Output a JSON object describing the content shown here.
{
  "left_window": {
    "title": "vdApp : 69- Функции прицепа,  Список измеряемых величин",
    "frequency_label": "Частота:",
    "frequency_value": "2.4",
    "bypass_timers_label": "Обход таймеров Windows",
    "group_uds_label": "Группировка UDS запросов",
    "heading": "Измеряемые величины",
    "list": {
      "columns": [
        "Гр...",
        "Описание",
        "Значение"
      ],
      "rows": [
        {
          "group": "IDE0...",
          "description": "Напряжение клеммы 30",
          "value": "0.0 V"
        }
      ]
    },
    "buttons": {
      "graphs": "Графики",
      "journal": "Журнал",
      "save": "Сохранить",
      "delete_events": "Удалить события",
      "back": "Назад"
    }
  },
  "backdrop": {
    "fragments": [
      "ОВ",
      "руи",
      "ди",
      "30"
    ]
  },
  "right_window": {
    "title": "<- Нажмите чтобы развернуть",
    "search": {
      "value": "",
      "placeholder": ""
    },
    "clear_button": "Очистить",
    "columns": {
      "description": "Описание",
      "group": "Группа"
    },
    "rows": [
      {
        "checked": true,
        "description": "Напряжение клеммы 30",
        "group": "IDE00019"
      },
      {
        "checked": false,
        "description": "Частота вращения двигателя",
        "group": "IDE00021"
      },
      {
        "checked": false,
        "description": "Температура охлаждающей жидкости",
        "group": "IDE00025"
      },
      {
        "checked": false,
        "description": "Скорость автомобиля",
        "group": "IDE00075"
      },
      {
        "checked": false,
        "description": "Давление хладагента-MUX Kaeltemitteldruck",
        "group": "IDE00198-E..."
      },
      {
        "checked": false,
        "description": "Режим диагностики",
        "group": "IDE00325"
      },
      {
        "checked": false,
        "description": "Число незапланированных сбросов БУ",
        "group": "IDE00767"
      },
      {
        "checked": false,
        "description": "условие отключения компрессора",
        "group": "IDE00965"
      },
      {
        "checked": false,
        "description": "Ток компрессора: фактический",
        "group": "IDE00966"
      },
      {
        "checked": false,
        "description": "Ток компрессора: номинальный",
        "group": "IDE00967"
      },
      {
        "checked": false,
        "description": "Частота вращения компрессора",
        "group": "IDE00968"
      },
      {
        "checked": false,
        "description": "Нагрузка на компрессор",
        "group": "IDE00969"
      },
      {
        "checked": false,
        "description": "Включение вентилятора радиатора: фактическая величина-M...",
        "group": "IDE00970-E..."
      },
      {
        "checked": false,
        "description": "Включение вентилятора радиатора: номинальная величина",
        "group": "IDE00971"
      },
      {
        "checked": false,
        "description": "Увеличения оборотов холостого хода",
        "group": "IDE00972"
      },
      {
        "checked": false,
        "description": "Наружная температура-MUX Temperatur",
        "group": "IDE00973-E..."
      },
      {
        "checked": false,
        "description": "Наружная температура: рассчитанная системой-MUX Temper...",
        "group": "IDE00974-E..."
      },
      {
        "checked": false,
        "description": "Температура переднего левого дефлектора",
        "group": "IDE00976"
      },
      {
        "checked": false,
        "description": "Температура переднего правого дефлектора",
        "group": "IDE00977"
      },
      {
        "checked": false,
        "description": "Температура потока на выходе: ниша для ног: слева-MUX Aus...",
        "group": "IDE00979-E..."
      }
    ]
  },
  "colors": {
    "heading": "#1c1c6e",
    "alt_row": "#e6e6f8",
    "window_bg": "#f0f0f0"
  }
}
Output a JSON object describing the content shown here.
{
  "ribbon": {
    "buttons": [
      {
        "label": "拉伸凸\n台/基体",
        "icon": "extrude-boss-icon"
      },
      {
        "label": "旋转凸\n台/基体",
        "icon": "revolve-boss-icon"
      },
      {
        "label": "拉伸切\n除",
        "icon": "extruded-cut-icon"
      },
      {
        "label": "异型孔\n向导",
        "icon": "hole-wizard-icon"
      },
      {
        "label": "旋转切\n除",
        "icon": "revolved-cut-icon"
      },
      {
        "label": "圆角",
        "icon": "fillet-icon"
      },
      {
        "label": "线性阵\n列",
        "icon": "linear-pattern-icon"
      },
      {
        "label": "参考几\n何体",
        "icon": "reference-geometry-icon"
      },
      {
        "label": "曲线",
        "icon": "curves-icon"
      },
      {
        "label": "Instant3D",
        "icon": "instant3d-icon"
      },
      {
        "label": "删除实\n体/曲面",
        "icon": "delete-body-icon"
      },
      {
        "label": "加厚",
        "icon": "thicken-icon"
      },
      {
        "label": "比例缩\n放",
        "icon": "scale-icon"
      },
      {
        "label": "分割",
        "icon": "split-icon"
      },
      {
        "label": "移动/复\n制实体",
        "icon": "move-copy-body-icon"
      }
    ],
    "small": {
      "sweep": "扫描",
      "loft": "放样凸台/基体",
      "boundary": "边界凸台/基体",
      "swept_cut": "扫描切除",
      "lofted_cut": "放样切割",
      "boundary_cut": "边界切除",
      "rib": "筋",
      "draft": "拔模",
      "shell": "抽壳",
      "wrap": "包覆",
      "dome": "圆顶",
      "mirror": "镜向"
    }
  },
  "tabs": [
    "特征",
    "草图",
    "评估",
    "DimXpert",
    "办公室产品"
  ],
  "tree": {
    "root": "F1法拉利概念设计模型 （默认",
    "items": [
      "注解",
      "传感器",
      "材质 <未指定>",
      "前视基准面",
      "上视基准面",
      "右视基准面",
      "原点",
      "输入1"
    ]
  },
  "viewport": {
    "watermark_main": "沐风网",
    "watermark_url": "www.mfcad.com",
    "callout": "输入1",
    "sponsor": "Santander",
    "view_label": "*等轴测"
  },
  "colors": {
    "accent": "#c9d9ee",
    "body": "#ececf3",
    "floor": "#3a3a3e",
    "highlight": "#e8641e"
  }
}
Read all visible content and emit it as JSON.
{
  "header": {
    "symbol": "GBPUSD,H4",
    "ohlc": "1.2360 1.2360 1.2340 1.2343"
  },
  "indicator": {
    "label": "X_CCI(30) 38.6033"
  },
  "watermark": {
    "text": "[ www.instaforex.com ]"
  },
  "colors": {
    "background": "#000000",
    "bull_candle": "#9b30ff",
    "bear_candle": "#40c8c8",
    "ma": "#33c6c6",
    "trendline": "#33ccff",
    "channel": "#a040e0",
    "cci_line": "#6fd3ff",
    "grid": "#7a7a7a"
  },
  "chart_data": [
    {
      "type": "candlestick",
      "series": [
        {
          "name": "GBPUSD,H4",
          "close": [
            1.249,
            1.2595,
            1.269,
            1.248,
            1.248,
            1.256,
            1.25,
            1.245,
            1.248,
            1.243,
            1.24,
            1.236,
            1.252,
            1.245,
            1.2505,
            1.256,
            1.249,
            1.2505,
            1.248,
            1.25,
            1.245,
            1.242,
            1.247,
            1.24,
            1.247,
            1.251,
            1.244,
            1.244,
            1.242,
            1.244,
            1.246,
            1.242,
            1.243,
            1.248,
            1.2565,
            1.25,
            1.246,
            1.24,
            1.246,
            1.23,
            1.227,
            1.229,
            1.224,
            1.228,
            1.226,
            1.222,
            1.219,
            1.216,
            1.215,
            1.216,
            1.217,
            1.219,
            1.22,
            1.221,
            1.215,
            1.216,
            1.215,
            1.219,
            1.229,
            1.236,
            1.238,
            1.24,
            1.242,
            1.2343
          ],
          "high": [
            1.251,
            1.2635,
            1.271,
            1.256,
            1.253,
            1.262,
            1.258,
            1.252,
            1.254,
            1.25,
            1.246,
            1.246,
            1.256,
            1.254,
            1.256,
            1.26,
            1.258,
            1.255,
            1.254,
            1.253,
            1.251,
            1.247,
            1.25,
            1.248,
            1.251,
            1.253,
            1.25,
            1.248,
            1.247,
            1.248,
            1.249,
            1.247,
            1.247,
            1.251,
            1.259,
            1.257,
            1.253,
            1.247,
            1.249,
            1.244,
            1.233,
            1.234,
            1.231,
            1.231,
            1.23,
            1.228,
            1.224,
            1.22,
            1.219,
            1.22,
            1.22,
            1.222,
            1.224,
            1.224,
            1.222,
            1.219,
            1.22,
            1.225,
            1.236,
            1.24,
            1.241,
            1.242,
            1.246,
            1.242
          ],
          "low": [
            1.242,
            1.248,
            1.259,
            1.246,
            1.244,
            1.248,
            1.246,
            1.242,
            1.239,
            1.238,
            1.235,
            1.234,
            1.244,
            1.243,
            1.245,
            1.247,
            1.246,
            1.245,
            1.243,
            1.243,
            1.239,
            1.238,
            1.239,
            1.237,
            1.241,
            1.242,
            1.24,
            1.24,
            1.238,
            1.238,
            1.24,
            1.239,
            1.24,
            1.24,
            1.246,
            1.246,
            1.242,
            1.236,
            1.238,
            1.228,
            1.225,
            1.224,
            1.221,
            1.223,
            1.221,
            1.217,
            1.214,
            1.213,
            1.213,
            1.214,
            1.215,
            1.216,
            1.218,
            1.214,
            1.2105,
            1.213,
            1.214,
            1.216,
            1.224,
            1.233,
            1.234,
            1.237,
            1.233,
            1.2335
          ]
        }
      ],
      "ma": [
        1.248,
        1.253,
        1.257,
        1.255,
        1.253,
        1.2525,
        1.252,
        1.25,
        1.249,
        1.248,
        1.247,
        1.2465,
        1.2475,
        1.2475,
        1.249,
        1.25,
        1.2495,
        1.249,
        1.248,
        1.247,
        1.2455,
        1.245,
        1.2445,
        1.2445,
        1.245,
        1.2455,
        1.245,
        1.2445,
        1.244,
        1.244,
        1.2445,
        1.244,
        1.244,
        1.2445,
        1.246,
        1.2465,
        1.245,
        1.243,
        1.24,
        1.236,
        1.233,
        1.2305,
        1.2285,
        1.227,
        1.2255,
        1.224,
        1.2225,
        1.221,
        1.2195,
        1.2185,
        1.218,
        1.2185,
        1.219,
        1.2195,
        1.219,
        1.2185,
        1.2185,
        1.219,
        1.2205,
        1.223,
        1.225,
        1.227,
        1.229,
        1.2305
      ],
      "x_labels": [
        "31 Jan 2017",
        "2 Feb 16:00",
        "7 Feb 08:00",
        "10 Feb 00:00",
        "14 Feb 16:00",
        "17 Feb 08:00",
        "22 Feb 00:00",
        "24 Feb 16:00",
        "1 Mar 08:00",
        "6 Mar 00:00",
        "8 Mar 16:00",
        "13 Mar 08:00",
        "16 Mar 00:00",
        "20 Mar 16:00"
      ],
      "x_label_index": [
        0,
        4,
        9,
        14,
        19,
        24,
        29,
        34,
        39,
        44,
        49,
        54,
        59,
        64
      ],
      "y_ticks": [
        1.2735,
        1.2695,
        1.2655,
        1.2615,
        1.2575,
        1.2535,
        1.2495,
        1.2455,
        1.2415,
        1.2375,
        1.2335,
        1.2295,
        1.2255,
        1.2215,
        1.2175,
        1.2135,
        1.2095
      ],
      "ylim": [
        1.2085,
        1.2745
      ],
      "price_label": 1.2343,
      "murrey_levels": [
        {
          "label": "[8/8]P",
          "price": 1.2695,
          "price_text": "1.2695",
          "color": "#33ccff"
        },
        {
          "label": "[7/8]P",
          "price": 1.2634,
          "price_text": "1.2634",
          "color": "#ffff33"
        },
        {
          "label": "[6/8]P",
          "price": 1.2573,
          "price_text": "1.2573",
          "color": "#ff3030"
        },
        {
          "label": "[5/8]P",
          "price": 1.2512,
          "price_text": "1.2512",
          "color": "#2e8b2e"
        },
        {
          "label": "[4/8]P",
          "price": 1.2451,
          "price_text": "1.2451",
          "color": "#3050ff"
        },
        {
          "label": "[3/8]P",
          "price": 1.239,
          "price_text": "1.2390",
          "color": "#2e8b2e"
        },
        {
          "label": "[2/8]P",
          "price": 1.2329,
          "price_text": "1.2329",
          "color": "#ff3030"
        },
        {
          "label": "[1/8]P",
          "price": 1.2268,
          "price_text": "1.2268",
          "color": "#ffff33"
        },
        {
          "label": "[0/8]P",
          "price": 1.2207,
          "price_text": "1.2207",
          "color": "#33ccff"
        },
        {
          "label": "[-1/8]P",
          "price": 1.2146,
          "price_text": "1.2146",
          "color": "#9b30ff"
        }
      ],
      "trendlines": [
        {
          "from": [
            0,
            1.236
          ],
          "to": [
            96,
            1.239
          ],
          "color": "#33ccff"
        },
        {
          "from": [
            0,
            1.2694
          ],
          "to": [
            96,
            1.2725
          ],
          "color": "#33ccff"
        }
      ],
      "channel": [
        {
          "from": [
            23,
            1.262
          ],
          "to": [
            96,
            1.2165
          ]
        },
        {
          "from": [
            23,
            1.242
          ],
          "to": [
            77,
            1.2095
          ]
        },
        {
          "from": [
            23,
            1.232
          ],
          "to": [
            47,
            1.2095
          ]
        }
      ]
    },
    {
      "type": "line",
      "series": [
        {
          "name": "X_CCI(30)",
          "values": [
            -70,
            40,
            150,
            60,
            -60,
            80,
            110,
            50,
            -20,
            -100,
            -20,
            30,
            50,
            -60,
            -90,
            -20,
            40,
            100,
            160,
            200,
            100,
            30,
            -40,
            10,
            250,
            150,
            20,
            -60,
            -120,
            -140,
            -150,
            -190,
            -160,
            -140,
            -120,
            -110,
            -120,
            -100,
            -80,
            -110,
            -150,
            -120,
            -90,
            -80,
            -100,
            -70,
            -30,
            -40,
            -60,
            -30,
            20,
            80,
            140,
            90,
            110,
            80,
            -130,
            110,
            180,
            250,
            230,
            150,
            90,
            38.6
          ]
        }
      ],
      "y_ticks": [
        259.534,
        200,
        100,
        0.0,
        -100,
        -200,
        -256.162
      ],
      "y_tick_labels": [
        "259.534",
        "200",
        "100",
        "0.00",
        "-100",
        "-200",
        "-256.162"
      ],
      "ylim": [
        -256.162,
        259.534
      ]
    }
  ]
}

WRITTEN EXERCISE — Look through the entries above and report each line where the string "клеммы" occurs.

CORRECT ANSWER —
          "description": "Напряжение клеммы 30",
        "description": "Напряжение клеммы 30",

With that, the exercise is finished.